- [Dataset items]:

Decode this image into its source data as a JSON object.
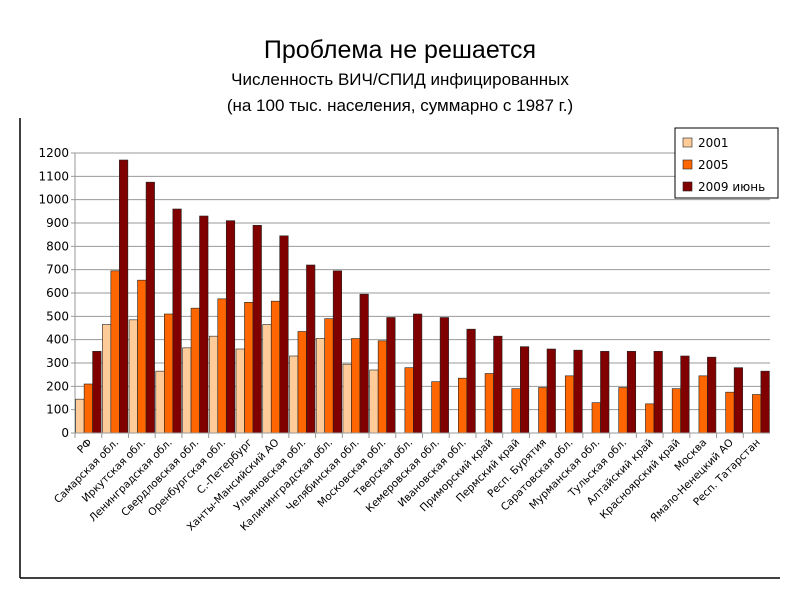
{
  "chart_data": {
    "type": "bar",
    "title": "Проблема не решается",
    "subtitle_line1": "Численность ВИЧ/СПИД инфицированных",
    "subtitle_line2": "(на 100 тыс. населения, суммарно с 1987 г.)",
    "xlabel": "",
    "ylabel": "",
    "ylim": [
      0,
      1200
    ],
    "yticks": [
      0,
      100,
      200,
      300,
      400,
      500,
      600,
      700,
      800,
      900,
      1000,
      1100,
      1200
    ],
    "grid": true,
    "legend_position": "top-right",
    "categories": [
      "РФ",
      "Самарская обл.",
      "Иркутская обл.",
      "Ленинградская обл.",
      "Свердловская обл.",
      "Оренбургская обл.",
      "С.-Петербург",
      "Ханты-Мансийский АО",
      "Ульяновская обл.",
      "Калининградская обл.",
      "Челябинская обл.",
      "Московская обл.",
      "Тверская обл.",
      "Кемеровская обл.",
      "Ивановская обл.",
      "Приморский край",
      "Пермский край",
      "Респ. Бурятия",
      "Саратовская обл.",
      "Мурманская обл.",
      "Тульская обл.",
      "Алтайский край",
      "Красноярский край",
      "Москва",
      "Ямало-Ненецкий АО",
      "Респ. Татарстан"
    ],
    "series": [
      {
        "name": "2001",
        "color": "#ffcc99",
        "values": [
          145,
          465,
          485,
          265,
          365,
          415,
          360,
          465,
          330,
          405,
          295,
          270,
          null,
          null,
          null,
          null,
          null,
          null,
          null,
          null,
          null,
          null,
          null,
          null,
          null,
          null
        ]
      },
      {
        "name": "2005",
        "color": "#ff6600",
        "values": [
          210,
          695,
          655,
          510,
          535,
          575,
          560,
          565,
          435,
          490,
          405,
          395,
          280,
          220,
          235,
          255,
          190,
          195,
          245,
          130,
          195,
          125,
          190,
          245,
          175,
          165
        ]
      },
      {
        "name": "2009 июнь",
        "color": "#800000",
        "values": [
          350,
          1170,
          1075,
          960,
          930,
          910,
          890,
          845,
          720,
          695,
          595,
          495,
          510,
          495,
          445,
          415,
          370,
          360,
          355,
          350,
          350,
          350,
          330,
          325,
          280,
          265
        ]
      }
    ]
  }
}
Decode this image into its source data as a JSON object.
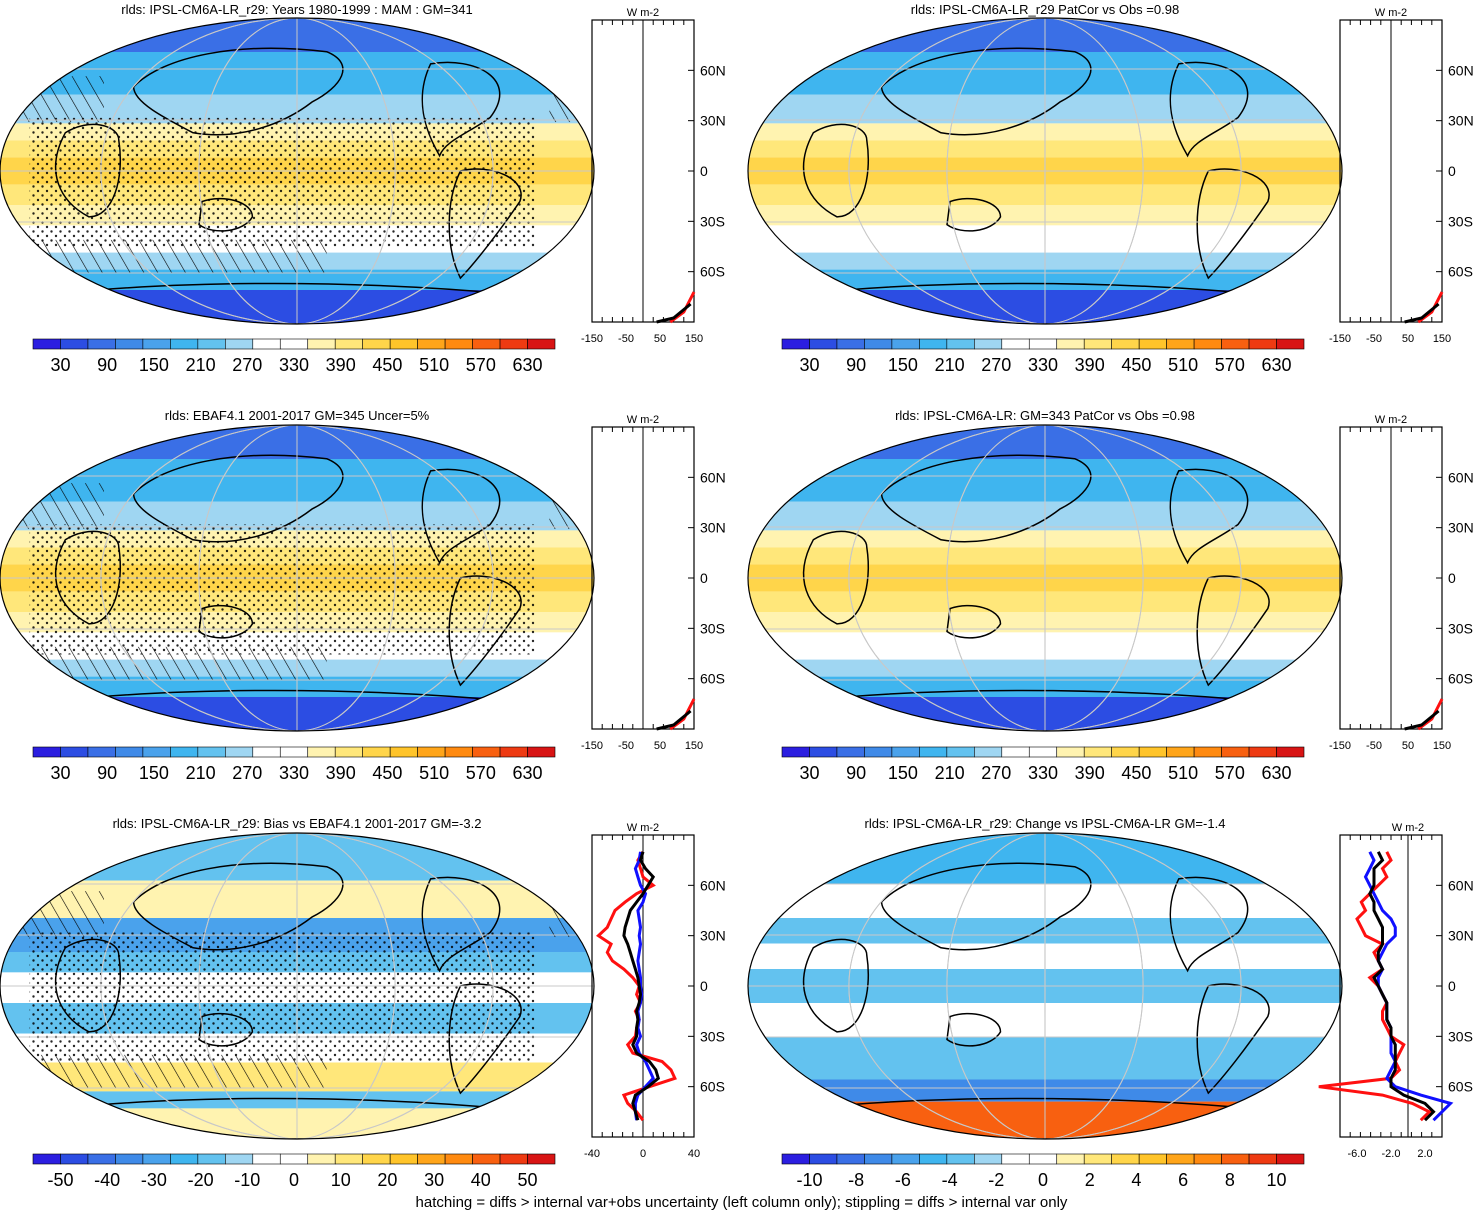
{
  "footnote": "hatching = diffs > internal var+obs uncertainty (left column only); stippling = diffs > internal var only",
  "colors": {
    "climatology_scale": [
      "#2b1ee0",
      "#2c4de3",
      "#3a6fe6",
      "#3f8ae8",
      "#4aa2ec",
      "#3fb5ef",
      "#63c2ef",
      "#9fd6f2",
      "#ffffff",
      "#ffffff",
      "#fff3b0",
      "#ffe77a",
      "#ffd54a",
      "#ffc42a",
      "#ffa51a",
      "#ff8a10",
      "#f86010",
      "#ee3a12",
      "#d81414"
    ],
    "difference_scale": [
      "#2b1ee0",
      "#2c4de3",
      "#3a6fe6",
      "#3f8ae8",
      "#4aa2ec",
      "#3fb5ef",
      "#63c2ef",
      "#9fd6f2",
      "#ffffff",
      "#ffffff",
      "#fff3b0",
      "#ffe77a",
      "#ffd54a",
      "#ffc42a",
      "#ffa51a",
      "#ff8a10",
      "#f86010",
      "#ee3a12",
      "#d81414"
    ],
    "profile_red": "#ff1010",
    "profile_blue": "#1010ff",
    "profile_black": "#000000"
  },
  "chart_data": [
    {
      "type": "heatmap",
      "title": "rlds: IPSL-CM6A-LR_r29: Years 1980-1999 : MAM : GM=341",
      "colorbar_labels": [
        "30",
        "90",
        "150",
        "210",
        "270",
        "330",
        "390",
        "450",
        "510",
        "570",
        "630"
      ],
      "field": "model_climatology",
      "hatching": true,
      "stippling": true,
      "zonal_mean_profile": {
        "unit": "W m-2",
        "x_ticks": [
          "-150",
          "-50",
          "50",
          "150"
        ],
        "y_ticks": [
          "60N",
          "30N",
          "0",
          "30S",
          "60S"
        ],
        "xlim": [
          -150,
          150
        ]
      }
    },
    {
      "type": "heatmap",
      "title": "rlds: IPSL-CM6A-LR_r29 PatCor vs Obs =0.98",
      "colorbar_labels": [
        "30",
        "90",
        "150",
        "210",
        "270",
        "330",
        "390",
        "450",
        "510",
        "570",
        "630"
      ],
      "field": "model_climatology",
      "hatching": false,
      "stippling": false,
      "zonal_mean_profile": {
        "unit": "W m-2",
        "x_ticks": [
          "-150",
          "-50",
          "50",
          "150"
        ],
        "y_ticks": [
          "60N",
          "30N",
          "0",
          "30S",
          "60S"
        ],
        "xlim": [
          -150,
          150
        ]
      }
    },
    {
      "type": "heatmap",
      "title": "rlds: EBAF4.1 2001-2017 GM=345 Uncer=5%",
      "colorbar_labels": [
        "30",
        "90",
        "150",
        "210",
        "270",
        "330",
        "390",
        "450",
        "510",
        "570",
        "630"
      ],
      "field": "observed_climatology",
      "hatching": true,
      "stippling": true,
      "zonal_mean_profile": {
        "unit": "W m-2",
        "x_ticks": [
          "-150",
          "-50",
          "50",
          "150"
        ],
        "y_ticks": [
          "60N",
          "30N",
          "0",
          "30S",
          "60S"
        ],
        "xlim": [
          -150,
          150
        ]
      }
    },
    {
      "type": "heatmap",
      "title": "rlds: IPSL-CM6A-LR: GM=343 PatCor vs Obs =0.98",
      "colorbar_labels": [
        "30",
        "90",
        "150",
        "210",
        "270",
        "330",
        "390",
        "450",
        "510",
        "570",
        "630"
      ],
      "field": "model_climatology",
      "hatching": false,
      "stippling": false,
      "zonal_mean_profile": {
        "unit": "W m-2",
        "x_ticks": [
          "-150",
          "-50",
          "50",
          "150"
        ],
        "y_ticks": [
          "60N",
          "30N",
          "0",
          "30S",
          "60S"
        ],
        "xlim": [
          -150,
          150
        ]
      }
    },
    {
      "type": "heatmap",
      "title": "rlds: IPSL-CM6A-LR_r29: Bias vs EBAF4.1 2001-2017 GM=-3.2",
      "colorbar_labels": [
        "-50",
        "-40",
        "-30",
        "-20",
        "-10",
        "0",
        "10",
        "20",
        "30",
        "40",
        "50"
      ],
      "field": "bias",
      "hatching": true,
      "stippling": true,
      "zonal_mean_profile": {
        "unit": "W m-2",
        "x_ticks": [
          "-40",
          "0",
          "40"
        ],
        "y_ticks": [
          "60N",
          "30N",
          "0",
          "30S",
          "60S"
        ],
        "xlim": [
          -40,
          40
        ],
        "series": [
          {
            "color": "red",
            "lat": [
              80,
              75,
              70,
              65,
              60,
              55,
              50,
              45,
              40,
              35,
              30,
              25,
              20,
              15,
              10,
              5,
              0,
              -5,
              -10,
              -15,
              -20,
              -25,
              -30,
              -35,
              -40,
              -45,
              -50,
              -55,
              -60,
              -65,
              -70,
              -75,
              -80
            ],
            "values": [
              0,
              -4,
              -2,
              0,
              8,
              -5,
              -14,
              -22,
              -25,
              -28,
              -35,
              -25,
              -28,
              -24,
              -15,
              -8,
              -3,
              -5,
              -2,
              -6,
              -3,
              -5,
              -6,
              -12,
              -8,
              15,
              22,
              25,
              5,
              -15,
              -12,
              -5,
              0
            ]
          },
          {
            "color": "blue",
            "lat": [
              80,
              75,
              70,
              65,
              60,
              55,
              50,
              45,
              40,
              35,
              30,
              25,
              20,
              15,
              10,
              5,
              0,
              -5,
              -10,
              -15,
              -20,
              -25,
              -30,
              -35,
              -40,
              -45,
              -50,
              -55,
              -60,
              -65,
              -70,
              -75,
              -80
            ],
            "values": [
              -2,
              -3,
              -6,
              -4,
              -2,
              2,
              0,
              -4,
              -3,
              -2,
              -3,
              -2,
              -3,
              -4,
              -3,
              -2,
              -2,
              -1,
              -2,
              -4,
              -3,
              -4,
              -2,
              -5,
              -3,
              2,
              5,
              8,
              2,
              -4,
              -6,
              -6,
              -5
            ]
          },
          {
            "color": "black",
            "lat": [
              80,
              75,
              70,
              65,
              60,
              55,
              50,
              45,
              40,
              35,
              30,
              25,
              20,
              15,
              10,
              5,
              0,
              -5,
              -10,
              -15,
              -20,
              -25,
              -30,
              -35,
              -40,
              -45,
              -50,
              -55,
              -60,
              -65,
              -70,
              -75,
              -80
            ],
            "values": [
              0,
              -2,
              2,
              8,
              4,
              0,
              -5,
              -10,
              -12,
              -14,
              -15,
              -12,
              -10,
              -8,
              -6,
              -4,
              -3,
              -2,
              -3,
              -5,
              -4,
              -5,
              -5,
              -8,
              -5,
              5,
              10,
              12,
              4,
              -6,
              -8,
              -6,
              -4
            ]
          }
        ]
      }
    },
    {
      "type": "heatmap",
      "title": "rlds: IPSL-CM6A-LR_r29: Change vs IPSL-CM6A-LR GM=-1.4",
      "colorbar_labels": [
        "-10",
        "-8",
        "-6",
        "-4",
        "-2",
        "0",
        "2",
        "4",
        "6",
        "8",
        "10"
      ],
      "field": "change",
      "hatching": false,
      "stippling": false,
      "zonal_mean_profile": {
        "unit": "W m-2",
        "x_ticks": [
          "-6.0",
          "-2.0",
          "2.0"
        ],
        "y_ticks": [
          "60N",
          "30N",
          "0",
          "30S",
          "60S"
        ],
        "xlim": [
          -8,
          4
        ],
        "series": [
          {
            "color": "red",
            "lat": [
              80,
              75,
              70,
              65,
              60,
              55,
              50,
              45,
              40,
              35,
              30,
              25,
              20,
              15,
              10,
              5,
              0,
              -5,
              -10,
              -15,
              -20,
              -25,
              -30,
              -35,
              -40,
              -45,
              -50,
              -55,
              -60,
              -65,
              -70,
              -75,
              -80
            ],
            "values": [
              -2.5,
              -2.0,
              -3.0,
              -2.5,
              -3.5,
              -4.5,
              -5.5,
              -5.0,
              -6.0,
              -5.5,
              -5.0,
              -3.0,
              -4.0,
              -3.5,
              -3.0,
              -4.5,
              -3.5,
              -3.0,
              -2.5,
              -3.0,
              -3.0,
              -2.5,
              -2.0,
              -0.5,
              -1.0,
              -1.5,
              -1.0,
              -2.0,
              -10.5,
              -3.0,
              0.5,
              2.5,
              1.5
            ]
          },
          {
            "color": "blue",
            "lat": [
              80,
              75,
              70,
              65,
              60,
              55,
              50,
              45,
              40,
              35,
              30,
              25,
              20,
              15,
              10,
              5,
              0,
              -5,
              -10,
              -15,
              -20,
              -25,
              -30,
              -35,
              -40,
              -45,
              -50,
              -55,
              -60,
              -65,
              -70,
              -75,
              -80
            ],
            "values": [
              -4.5,
              -4.0,
              -4.5,
              -5.0,
              -4.5,
              -4.0,
              -3.5,
              -3.0,
              -2.0,
              -1.5,
              -1.5,
              -2.5,
              -3.0,
              -3.5,
              -3.0,
              -3.5,
              -3.5,
              -3.0,
              -2.5,
              -2.5,
              -2.5,
              -2.0,
              -2.0,
              -2.0,
              -2.0,
              -1.5,
              -2.0,
              -2.5,
              -1.5,
              1.5,
              5.0,
              4.0,
              3.0
            ]
          },
          {
            "color": "black",
            "lat": [
              80,
              75,
              70,
              65,
              60,
              55,
              50,
              45,
              40,
              35,
              30,
              25,
              20,
              15,
              10,
              5,
              0,
              -5,
              -10,
              -15,
              -20,
              -25,
              -30,
              -35,
              -40,
              -45,
              -50,
              -55,
              -60,
              -65,
              -70,
              -75,
              -80
            ],
            "values": [
              -3.5,
              -3.0,
              -4.0,
              -4.0,
              -4.0,
              -4.5,
              -4.0,
              -4.0,
              -3.5,
              -3.0,
              -3.0,
              -3.0,
              -3.5,
              -3.5,
              -3.0,
              -4.0,
              -3.5,
              -3.0,
              -2.5,
              -2.5,
              -2.5,
              -2.0,
              -2.0,
              -1.5,
              -1.5,
              -1.5,
              -1.5,
              -2.0,
              -2.0,
              -0.5,
              2.0,
              3.0,
              2.0
            ]
          }
        ]
      }
    }
  ]
}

- [Requirement]: Where a line in the entries holds the word "IPSL", copy that line.

- [Answer to the exercise]:
      "title": "rlds: IPSL-CM6A-LR_r29: Years 1980-1999 : MAM : GM=341",
      "title": "rlds: IPSL-CM6A-LR_r29 PatCor vs Obs =0.98",
      "title": "rlds: IPSL-CM6A-LR: GM=343 PatCor vs Obs =0.98",
      "title": "rlds: IPSL-CM6A-LR_r29: Bias vs EBAF4.1 2001-2017 GM=-3.2",
      "title": "rlds: IPSL-CM6A-LR_r29: Change vs IPSL-CM6A-LR GM=-1.4",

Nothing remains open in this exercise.